(Task brief):
Only the lines holding the string "houses" are needed. Copy each one.
Start Records to process
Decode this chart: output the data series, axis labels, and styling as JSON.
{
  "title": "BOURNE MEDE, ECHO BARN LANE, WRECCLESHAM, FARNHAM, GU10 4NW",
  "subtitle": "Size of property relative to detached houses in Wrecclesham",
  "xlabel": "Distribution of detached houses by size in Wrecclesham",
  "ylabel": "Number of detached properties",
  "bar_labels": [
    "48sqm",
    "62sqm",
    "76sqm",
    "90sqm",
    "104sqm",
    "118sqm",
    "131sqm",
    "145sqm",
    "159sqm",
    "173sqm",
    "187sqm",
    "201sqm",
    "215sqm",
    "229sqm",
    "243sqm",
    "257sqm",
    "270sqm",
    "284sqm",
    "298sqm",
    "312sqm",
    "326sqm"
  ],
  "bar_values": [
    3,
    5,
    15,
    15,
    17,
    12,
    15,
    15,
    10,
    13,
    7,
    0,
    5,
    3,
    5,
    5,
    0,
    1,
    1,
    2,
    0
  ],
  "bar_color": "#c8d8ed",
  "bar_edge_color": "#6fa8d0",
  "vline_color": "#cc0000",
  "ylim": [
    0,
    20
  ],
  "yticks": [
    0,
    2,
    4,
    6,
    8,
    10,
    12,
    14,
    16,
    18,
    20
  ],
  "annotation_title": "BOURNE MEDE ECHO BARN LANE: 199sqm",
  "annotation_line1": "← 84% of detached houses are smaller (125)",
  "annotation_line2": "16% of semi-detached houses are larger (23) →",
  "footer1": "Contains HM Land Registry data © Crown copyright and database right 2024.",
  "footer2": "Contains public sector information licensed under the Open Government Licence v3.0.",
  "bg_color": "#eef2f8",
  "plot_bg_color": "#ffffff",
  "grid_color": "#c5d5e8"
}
End Records to process
Start Records to process
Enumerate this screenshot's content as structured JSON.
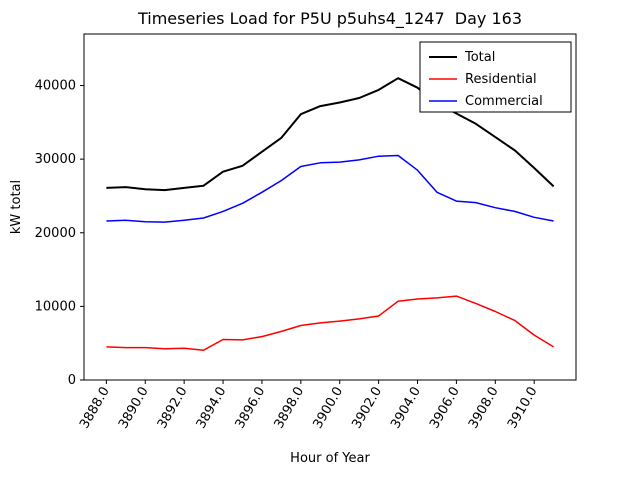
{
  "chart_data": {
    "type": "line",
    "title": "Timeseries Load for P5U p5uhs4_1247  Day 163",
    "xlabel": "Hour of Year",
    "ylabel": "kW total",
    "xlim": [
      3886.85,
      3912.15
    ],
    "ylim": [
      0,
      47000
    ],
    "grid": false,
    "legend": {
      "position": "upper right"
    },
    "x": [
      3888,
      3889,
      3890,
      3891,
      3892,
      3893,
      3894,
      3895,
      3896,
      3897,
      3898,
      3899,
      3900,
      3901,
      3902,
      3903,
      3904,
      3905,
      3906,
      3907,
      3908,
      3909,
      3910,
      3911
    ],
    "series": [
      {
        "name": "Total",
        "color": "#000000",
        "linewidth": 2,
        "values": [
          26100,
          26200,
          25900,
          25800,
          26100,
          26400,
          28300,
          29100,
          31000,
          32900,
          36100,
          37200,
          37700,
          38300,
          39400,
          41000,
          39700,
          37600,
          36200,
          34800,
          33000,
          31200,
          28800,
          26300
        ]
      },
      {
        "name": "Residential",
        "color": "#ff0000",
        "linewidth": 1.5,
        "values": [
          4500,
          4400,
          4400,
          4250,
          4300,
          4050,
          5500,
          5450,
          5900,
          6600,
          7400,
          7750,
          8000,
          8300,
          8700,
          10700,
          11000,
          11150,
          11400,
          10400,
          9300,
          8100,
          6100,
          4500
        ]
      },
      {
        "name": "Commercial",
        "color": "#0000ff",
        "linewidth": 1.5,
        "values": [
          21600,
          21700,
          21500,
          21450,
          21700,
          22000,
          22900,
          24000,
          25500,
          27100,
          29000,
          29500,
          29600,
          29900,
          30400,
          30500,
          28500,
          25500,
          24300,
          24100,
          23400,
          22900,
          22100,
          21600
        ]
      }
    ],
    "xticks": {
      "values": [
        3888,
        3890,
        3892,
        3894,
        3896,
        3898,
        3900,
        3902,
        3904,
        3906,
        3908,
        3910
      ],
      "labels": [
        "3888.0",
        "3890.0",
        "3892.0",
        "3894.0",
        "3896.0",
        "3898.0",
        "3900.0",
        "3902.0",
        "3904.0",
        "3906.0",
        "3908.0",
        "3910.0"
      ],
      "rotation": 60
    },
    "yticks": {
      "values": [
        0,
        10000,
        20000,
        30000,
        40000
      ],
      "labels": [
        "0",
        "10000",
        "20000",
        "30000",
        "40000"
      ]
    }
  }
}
End Records to process
Start Records to process
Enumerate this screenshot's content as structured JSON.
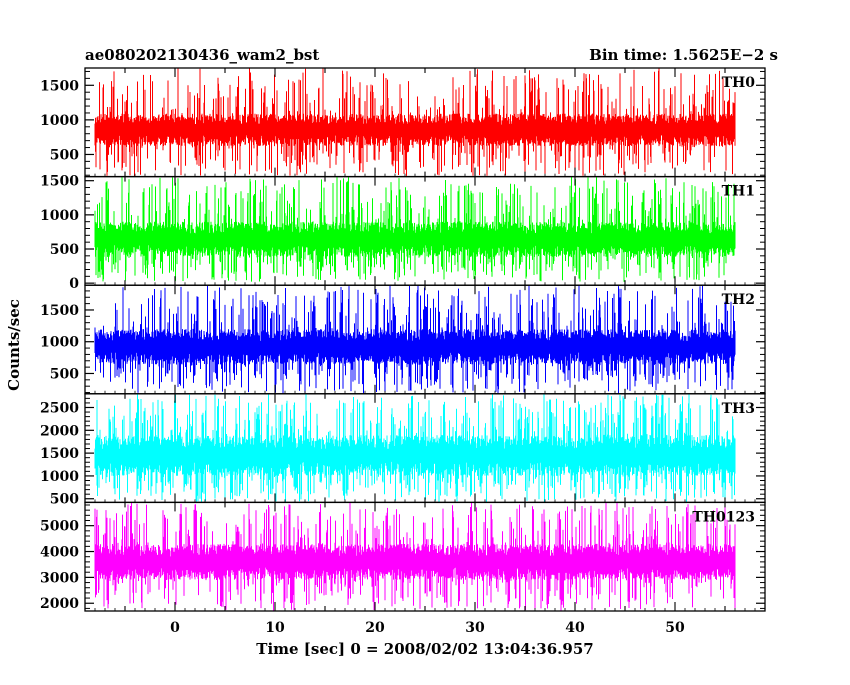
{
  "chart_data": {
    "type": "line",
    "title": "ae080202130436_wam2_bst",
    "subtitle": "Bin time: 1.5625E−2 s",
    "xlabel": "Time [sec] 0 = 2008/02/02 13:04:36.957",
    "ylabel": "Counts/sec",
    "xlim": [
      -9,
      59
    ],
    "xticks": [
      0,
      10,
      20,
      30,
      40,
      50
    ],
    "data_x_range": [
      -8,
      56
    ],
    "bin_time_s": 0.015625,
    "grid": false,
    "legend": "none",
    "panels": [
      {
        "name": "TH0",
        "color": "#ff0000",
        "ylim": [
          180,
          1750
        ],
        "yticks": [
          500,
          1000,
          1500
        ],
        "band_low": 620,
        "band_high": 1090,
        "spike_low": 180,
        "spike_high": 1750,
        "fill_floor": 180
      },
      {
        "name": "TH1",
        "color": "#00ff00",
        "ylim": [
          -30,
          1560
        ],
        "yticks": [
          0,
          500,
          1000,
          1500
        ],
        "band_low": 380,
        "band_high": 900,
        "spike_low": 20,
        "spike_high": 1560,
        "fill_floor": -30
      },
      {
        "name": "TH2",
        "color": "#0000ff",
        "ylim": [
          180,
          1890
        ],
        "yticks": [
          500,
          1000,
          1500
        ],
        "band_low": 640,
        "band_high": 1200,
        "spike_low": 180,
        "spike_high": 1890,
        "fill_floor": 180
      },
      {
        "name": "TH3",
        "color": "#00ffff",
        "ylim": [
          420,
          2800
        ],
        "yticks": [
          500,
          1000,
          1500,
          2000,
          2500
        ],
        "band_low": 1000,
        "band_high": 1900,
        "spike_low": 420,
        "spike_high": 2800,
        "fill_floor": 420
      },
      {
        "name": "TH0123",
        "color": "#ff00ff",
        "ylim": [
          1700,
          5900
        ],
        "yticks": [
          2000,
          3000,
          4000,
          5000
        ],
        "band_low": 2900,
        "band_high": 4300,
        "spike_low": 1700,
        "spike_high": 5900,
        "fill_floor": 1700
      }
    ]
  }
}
End Records to process
(Exercise solution):
  "subtitle": "Size of property relative to detached houses in Wrecclesham",
  "xlabel": "Distribution of detached houses by size in Wrecclesham",
  "annotation_line1": "← 84% of detached houses are smaller (125)",
  "annotation_line2": "16% of semi-detached houses are larger (23) →",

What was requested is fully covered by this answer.